___ Task data

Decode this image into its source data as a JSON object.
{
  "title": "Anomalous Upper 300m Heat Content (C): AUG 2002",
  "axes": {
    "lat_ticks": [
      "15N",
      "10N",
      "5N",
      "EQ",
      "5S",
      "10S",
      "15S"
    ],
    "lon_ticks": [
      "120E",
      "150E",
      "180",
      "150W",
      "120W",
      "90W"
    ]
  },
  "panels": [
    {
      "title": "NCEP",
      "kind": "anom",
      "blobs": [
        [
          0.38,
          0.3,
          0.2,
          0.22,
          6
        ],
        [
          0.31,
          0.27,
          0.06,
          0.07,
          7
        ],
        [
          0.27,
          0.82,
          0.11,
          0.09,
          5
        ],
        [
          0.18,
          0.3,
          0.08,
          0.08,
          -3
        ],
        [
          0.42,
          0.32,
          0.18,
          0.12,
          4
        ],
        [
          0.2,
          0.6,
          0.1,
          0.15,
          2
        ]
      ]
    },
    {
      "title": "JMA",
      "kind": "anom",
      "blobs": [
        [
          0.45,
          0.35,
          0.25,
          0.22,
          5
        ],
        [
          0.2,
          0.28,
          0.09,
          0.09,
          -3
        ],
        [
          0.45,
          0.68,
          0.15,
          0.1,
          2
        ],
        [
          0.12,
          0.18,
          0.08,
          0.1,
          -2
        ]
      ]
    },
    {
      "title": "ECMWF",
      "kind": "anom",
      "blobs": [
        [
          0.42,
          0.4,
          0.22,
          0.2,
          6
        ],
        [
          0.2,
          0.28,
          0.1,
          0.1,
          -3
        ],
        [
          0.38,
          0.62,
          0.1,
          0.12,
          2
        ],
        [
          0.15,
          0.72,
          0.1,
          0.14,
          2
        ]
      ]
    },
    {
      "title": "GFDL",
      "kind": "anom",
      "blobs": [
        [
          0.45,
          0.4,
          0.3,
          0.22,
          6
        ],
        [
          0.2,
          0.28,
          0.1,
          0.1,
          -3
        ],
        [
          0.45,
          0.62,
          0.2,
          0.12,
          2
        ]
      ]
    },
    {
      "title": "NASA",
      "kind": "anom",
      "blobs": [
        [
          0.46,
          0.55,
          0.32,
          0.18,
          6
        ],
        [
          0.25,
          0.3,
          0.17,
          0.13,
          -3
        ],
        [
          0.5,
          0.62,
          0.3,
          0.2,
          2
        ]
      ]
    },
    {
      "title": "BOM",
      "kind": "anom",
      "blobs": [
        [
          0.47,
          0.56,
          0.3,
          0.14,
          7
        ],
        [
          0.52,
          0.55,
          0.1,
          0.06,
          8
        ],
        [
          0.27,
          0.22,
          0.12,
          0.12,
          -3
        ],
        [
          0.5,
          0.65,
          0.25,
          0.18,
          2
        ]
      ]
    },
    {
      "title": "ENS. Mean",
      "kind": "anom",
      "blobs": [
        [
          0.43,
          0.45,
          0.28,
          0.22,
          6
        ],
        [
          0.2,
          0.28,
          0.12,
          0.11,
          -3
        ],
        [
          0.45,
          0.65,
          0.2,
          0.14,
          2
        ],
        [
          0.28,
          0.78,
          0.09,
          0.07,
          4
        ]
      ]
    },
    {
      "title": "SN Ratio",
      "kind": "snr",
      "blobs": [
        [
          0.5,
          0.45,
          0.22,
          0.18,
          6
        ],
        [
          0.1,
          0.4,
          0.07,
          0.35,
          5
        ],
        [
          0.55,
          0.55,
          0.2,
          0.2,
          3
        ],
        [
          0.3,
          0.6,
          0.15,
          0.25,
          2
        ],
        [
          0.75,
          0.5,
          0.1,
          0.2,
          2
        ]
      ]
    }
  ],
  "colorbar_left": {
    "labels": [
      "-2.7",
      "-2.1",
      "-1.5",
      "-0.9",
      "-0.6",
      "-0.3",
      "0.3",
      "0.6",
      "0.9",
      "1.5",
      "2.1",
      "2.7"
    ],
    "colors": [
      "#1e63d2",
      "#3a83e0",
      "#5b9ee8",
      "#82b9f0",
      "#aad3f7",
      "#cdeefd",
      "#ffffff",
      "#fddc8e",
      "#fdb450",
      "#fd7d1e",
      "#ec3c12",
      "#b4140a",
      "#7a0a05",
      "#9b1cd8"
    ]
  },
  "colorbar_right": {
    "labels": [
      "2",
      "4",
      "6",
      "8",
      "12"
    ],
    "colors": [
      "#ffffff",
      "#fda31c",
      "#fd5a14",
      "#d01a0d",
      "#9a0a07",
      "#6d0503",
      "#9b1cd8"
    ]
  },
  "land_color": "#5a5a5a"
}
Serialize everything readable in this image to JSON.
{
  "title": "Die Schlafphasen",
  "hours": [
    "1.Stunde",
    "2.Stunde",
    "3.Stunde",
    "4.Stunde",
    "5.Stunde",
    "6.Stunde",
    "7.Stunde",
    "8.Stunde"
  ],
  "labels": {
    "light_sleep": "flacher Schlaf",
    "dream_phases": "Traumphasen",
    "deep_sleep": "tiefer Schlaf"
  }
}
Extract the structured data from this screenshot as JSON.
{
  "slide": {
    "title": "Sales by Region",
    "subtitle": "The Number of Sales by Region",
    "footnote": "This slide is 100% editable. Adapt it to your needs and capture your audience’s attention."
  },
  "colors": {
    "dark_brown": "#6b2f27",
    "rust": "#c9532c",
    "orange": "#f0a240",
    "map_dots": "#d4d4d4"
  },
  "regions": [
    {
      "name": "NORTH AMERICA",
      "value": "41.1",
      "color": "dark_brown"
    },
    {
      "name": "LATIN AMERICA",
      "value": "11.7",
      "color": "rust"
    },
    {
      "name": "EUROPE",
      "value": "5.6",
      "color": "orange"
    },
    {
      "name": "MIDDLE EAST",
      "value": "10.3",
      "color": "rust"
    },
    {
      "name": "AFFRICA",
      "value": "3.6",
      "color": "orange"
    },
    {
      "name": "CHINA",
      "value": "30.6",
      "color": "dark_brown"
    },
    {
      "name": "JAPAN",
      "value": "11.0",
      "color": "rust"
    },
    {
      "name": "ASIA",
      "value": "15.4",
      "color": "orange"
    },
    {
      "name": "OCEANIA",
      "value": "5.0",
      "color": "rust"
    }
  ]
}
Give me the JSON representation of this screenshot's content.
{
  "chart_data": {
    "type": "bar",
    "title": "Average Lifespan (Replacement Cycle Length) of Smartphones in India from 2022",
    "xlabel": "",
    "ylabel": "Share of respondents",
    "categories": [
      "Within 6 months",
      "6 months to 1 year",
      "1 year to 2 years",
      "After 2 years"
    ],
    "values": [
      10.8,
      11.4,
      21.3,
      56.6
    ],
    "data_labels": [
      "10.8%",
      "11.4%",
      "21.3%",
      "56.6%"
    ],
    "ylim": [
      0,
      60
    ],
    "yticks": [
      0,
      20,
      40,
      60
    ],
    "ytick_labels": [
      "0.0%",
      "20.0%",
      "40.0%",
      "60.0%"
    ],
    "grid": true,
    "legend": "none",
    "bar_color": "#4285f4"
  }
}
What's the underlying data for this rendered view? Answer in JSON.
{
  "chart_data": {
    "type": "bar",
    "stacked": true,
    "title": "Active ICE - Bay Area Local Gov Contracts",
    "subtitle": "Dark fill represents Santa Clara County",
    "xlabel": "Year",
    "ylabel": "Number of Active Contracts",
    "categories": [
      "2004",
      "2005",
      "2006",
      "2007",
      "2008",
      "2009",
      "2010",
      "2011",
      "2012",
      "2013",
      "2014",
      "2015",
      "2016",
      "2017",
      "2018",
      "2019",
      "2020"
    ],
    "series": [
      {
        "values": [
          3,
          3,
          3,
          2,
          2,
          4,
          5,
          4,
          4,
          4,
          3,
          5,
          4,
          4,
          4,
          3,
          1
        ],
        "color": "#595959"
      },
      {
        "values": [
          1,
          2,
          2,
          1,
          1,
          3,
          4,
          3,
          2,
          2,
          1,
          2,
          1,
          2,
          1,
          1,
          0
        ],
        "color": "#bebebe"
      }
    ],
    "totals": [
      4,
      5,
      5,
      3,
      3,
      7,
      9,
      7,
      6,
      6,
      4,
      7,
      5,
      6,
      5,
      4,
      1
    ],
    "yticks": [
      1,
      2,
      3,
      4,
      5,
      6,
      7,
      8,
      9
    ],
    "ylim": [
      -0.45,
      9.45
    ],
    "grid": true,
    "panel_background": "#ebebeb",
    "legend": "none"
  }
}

______

● Given problem:
Look through the data above. Find each line with the string "Contracts" and copy it.

● Reply:
    "title": "Active ICE - Bay Area Local Gov Contracts",
    "ylabel": "Number of Active Contracts",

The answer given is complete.